WORK INSTRUCTIONS: All lines in the data bearing the string "pressure" should be identified and copied.

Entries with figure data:

====

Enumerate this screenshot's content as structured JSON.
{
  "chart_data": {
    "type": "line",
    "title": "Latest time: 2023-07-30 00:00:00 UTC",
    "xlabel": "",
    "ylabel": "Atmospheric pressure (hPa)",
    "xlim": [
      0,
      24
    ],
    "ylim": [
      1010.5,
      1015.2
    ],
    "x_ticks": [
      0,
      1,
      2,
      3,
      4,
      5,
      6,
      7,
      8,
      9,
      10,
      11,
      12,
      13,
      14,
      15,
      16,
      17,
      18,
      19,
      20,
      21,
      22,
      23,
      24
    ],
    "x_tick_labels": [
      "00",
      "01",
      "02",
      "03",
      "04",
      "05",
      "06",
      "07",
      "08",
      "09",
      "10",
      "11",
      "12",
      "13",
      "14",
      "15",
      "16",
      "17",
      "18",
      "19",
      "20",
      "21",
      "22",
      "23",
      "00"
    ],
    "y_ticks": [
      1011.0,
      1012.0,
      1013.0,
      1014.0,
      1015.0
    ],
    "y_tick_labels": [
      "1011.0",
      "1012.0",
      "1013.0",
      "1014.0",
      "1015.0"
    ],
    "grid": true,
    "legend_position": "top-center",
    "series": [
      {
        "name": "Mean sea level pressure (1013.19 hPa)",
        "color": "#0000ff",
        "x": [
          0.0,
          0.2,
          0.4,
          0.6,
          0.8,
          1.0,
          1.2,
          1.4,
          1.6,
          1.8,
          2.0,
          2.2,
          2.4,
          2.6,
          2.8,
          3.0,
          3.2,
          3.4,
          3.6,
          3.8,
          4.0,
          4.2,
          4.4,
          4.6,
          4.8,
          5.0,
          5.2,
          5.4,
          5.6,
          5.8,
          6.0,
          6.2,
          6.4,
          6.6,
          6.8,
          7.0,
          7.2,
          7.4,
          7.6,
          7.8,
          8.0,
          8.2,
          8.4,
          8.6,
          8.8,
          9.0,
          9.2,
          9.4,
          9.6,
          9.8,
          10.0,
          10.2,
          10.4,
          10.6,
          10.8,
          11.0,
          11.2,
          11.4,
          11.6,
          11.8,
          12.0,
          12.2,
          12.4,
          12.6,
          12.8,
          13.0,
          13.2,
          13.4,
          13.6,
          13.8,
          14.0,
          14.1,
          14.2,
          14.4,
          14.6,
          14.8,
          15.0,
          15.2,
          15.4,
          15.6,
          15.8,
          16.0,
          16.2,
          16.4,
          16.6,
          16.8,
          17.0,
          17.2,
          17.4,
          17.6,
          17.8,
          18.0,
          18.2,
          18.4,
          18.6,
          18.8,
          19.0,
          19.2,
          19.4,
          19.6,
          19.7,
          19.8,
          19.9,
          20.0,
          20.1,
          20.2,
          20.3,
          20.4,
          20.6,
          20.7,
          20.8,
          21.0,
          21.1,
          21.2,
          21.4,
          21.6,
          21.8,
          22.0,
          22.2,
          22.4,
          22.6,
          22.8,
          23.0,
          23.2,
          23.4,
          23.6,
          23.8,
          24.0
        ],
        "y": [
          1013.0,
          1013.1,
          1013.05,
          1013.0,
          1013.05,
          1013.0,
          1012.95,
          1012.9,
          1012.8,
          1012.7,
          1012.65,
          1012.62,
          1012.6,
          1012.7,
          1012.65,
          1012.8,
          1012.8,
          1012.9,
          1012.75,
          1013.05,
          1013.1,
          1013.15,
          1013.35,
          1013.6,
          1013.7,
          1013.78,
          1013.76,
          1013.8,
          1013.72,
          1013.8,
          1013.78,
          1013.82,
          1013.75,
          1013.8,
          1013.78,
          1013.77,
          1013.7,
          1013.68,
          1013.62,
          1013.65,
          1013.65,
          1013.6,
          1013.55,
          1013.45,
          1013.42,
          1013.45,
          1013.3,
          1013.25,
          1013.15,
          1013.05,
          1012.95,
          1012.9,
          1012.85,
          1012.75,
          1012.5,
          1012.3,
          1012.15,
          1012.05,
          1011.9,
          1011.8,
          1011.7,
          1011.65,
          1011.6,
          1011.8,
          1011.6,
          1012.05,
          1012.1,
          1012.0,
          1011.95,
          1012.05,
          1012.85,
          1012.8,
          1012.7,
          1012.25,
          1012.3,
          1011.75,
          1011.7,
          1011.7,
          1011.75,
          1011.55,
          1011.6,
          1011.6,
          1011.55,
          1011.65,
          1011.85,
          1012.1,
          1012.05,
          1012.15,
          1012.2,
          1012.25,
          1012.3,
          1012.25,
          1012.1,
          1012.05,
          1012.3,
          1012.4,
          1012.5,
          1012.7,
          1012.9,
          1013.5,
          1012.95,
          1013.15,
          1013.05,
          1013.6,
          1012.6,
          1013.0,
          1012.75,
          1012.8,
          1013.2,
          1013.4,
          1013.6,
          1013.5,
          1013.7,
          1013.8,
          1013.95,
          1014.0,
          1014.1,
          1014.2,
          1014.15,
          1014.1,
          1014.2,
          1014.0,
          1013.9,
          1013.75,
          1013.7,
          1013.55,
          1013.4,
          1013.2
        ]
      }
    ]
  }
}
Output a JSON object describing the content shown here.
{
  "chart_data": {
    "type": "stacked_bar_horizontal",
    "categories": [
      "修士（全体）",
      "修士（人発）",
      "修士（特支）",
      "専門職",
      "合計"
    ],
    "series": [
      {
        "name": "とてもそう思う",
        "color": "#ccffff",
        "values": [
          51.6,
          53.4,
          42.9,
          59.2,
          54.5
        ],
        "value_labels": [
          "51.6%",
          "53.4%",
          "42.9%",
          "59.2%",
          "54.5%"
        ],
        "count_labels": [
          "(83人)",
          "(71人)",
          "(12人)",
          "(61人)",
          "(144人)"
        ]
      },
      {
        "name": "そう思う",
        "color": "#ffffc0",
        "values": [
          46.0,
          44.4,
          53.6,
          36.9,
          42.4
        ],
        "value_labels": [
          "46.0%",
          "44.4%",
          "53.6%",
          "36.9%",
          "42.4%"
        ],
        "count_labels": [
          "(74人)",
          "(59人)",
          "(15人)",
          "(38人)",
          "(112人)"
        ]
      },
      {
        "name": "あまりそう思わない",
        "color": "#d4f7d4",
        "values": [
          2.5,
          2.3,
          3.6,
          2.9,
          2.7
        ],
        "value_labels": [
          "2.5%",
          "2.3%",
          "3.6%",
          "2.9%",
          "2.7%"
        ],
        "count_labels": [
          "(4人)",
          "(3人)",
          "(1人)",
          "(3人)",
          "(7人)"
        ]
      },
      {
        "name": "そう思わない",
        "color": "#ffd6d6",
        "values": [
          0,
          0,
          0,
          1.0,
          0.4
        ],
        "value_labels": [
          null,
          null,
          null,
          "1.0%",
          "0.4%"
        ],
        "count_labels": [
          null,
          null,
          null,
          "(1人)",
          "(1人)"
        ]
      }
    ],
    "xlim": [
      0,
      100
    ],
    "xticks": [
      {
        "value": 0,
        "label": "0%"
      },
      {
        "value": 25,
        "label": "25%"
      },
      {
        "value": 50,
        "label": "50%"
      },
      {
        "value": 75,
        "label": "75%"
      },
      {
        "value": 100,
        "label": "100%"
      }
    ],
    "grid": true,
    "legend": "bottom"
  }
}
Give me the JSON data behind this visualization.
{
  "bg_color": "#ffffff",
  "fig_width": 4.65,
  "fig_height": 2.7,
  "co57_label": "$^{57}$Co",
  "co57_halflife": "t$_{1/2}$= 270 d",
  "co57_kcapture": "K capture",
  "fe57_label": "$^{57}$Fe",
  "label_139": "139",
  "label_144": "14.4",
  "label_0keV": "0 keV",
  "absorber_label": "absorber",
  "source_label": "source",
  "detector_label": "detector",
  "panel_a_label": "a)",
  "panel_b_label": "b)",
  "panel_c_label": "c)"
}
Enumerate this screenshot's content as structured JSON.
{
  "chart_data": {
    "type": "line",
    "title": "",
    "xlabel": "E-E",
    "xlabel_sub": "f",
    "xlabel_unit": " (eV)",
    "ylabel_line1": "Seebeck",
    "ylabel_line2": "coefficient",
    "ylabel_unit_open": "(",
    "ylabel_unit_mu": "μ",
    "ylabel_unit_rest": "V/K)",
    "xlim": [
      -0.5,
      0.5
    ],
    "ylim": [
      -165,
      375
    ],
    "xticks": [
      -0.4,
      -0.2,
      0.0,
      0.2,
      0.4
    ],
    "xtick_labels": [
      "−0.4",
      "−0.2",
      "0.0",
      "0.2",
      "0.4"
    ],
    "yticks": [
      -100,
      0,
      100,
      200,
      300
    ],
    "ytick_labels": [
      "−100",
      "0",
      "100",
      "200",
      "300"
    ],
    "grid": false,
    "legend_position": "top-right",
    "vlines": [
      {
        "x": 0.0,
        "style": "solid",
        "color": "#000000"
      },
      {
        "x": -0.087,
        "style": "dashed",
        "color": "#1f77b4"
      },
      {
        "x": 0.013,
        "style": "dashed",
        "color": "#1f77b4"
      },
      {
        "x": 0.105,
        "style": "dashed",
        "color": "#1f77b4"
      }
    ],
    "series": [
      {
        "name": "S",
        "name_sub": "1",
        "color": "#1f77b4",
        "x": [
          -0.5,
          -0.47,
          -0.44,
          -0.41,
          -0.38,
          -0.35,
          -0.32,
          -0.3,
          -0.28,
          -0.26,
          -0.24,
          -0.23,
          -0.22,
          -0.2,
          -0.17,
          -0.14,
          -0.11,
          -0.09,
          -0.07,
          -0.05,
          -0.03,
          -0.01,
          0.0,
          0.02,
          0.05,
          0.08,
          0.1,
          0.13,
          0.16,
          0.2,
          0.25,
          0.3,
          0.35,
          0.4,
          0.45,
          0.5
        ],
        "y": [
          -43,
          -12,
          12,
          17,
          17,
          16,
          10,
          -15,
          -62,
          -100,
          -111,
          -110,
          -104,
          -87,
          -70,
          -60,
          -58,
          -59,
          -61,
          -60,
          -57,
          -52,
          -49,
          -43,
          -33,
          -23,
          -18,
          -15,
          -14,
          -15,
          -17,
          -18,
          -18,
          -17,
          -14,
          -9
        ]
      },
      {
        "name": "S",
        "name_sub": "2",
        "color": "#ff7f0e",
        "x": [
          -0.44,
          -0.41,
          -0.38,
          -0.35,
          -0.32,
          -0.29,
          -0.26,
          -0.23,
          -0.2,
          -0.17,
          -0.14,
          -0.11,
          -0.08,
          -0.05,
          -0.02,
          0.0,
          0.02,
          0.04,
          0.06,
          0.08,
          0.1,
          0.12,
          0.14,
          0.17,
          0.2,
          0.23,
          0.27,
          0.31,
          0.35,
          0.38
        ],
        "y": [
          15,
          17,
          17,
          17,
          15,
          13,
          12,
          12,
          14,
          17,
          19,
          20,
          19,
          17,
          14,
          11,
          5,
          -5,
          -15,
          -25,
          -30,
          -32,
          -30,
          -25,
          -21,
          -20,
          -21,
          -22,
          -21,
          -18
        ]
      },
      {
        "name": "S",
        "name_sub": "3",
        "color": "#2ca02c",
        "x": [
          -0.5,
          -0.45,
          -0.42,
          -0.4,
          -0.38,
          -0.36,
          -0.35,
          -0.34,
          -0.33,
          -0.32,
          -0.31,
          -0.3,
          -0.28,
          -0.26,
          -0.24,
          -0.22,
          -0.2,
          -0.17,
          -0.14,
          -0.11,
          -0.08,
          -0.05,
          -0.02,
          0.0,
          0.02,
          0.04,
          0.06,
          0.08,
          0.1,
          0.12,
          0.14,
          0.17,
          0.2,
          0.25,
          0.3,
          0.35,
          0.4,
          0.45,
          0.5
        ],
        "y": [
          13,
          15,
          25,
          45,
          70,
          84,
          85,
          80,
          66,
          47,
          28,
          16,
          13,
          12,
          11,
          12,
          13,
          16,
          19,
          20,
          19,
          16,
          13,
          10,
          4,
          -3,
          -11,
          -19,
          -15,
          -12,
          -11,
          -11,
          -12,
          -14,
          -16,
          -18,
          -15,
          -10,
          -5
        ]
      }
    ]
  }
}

====

PROBLEM SOLUTION:
    "ylabel": "Atmospheric pressure (hPa)",
        "name": "Mean sea level pressure (1013.19 hPa)",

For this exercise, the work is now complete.